╭──

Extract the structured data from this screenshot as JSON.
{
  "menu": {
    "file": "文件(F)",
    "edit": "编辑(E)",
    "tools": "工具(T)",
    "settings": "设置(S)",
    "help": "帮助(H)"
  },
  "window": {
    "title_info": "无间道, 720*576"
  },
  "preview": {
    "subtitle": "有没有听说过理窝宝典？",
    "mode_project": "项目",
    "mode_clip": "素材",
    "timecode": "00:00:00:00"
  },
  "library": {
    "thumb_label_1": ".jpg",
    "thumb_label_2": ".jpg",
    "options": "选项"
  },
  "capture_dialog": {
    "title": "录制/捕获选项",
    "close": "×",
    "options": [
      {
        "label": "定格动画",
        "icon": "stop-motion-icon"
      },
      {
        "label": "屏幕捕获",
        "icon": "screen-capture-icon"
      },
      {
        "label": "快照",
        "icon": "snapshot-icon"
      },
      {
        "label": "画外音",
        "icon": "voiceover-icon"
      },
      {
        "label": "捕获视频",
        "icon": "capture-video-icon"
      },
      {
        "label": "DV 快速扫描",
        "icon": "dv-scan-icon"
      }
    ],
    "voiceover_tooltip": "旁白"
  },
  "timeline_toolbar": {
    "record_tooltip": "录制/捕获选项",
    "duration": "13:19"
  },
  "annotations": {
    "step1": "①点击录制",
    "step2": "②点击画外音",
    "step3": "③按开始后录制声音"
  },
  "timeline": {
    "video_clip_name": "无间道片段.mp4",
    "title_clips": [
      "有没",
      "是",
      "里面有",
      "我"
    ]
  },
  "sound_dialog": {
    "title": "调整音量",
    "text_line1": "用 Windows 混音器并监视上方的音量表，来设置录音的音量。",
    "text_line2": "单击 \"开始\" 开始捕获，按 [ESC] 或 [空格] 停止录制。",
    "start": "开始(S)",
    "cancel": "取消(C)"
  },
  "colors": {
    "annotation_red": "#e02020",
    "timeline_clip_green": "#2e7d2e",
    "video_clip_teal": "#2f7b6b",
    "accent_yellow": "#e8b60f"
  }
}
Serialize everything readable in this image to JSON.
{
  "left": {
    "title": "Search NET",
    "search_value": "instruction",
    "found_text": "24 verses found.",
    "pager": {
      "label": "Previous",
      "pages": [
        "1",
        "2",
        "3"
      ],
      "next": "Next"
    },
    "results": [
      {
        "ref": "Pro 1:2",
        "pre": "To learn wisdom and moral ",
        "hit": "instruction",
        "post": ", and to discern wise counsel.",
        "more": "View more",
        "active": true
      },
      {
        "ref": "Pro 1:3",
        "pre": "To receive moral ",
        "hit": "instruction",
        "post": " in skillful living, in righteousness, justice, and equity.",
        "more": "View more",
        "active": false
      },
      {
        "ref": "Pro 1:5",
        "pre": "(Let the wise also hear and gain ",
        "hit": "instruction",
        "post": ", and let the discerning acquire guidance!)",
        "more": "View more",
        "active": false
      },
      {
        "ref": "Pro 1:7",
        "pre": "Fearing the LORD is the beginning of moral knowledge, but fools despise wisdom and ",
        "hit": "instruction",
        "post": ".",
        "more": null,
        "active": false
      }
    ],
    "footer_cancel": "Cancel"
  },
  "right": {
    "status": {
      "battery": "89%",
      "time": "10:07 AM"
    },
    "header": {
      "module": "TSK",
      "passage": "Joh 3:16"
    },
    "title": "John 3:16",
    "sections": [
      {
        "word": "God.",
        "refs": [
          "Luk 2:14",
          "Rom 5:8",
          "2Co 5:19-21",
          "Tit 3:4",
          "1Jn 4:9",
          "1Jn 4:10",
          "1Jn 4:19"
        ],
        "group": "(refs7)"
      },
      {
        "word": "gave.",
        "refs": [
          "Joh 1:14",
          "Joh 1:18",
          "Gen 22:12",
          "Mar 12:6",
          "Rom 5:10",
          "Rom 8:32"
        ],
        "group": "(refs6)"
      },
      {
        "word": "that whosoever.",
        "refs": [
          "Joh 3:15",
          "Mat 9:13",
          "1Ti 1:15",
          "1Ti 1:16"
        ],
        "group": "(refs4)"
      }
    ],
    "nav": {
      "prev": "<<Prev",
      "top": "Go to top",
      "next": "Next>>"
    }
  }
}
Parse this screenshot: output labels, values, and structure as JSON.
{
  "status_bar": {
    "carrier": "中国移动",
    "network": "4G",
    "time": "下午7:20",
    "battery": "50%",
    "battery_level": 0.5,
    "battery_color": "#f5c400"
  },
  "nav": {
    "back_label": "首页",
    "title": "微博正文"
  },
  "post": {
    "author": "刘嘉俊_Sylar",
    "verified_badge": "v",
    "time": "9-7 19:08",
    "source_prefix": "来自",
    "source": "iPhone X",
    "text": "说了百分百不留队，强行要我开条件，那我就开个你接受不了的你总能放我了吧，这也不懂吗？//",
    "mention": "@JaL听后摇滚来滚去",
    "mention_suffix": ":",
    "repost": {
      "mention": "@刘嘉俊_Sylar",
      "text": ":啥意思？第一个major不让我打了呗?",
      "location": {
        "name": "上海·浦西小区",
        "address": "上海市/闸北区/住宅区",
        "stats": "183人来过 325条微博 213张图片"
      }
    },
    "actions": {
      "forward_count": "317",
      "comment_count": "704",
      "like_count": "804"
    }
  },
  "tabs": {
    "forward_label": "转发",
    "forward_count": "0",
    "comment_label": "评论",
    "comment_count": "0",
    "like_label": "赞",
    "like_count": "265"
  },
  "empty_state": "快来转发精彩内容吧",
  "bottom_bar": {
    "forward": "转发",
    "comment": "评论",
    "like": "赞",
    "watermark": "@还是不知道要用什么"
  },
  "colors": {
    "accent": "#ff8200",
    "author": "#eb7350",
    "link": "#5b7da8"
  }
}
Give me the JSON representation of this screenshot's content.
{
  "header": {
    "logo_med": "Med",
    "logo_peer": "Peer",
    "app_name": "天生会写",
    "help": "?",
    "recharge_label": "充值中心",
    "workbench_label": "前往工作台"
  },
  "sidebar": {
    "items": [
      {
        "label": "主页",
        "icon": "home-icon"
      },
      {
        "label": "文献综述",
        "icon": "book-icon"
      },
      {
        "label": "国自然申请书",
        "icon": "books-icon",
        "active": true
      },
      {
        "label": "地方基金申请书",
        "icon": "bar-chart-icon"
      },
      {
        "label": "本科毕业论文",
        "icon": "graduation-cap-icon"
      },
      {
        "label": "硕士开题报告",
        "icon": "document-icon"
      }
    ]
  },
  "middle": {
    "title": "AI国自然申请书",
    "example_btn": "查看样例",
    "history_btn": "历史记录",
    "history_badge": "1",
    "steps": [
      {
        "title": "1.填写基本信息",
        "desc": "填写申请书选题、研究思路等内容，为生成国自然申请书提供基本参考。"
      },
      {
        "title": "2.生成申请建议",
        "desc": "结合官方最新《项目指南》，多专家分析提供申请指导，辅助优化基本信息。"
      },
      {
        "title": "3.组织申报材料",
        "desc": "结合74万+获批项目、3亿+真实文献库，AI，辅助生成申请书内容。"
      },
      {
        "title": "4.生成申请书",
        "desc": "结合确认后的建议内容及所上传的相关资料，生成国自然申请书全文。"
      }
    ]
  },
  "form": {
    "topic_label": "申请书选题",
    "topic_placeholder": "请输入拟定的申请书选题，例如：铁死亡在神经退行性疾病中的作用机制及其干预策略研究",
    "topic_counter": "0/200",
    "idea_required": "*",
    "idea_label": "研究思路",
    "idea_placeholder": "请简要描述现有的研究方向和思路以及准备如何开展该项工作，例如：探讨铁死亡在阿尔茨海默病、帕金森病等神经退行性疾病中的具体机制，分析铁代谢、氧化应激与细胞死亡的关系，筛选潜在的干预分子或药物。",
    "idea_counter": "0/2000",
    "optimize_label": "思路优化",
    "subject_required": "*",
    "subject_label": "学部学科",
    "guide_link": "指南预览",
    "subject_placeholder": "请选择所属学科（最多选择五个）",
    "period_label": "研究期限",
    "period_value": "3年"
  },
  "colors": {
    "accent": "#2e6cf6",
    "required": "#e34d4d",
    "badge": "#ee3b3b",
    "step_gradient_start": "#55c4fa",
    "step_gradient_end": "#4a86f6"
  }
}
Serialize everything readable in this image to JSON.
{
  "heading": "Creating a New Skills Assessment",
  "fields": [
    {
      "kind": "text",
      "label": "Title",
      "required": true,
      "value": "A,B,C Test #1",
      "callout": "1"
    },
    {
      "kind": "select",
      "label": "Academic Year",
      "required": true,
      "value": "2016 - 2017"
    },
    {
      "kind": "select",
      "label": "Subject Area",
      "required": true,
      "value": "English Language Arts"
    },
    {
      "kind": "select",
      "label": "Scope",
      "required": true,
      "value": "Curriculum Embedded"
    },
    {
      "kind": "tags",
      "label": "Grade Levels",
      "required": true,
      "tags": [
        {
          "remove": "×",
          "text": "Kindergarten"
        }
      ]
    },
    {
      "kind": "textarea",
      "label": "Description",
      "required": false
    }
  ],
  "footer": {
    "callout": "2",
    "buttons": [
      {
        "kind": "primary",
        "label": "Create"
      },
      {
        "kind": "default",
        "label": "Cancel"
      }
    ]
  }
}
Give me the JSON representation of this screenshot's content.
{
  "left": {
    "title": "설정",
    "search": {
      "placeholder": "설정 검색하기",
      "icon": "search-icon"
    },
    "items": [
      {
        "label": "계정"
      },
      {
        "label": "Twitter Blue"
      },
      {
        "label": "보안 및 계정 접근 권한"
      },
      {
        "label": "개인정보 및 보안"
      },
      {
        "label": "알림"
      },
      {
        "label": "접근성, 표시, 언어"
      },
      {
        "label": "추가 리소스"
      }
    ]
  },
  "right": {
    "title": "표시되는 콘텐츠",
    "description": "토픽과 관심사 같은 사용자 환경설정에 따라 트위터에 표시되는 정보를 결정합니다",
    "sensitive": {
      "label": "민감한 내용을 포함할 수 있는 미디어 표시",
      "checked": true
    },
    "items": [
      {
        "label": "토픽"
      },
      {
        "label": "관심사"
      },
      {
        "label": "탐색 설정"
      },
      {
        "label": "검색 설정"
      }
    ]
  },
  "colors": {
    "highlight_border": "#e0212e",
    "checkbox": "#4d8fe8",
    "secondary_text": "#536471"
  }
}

╰──

Task instructions —
Within the listing above, work out how many lines contain the string "wise", and reply with that number only.

Correct answer —
2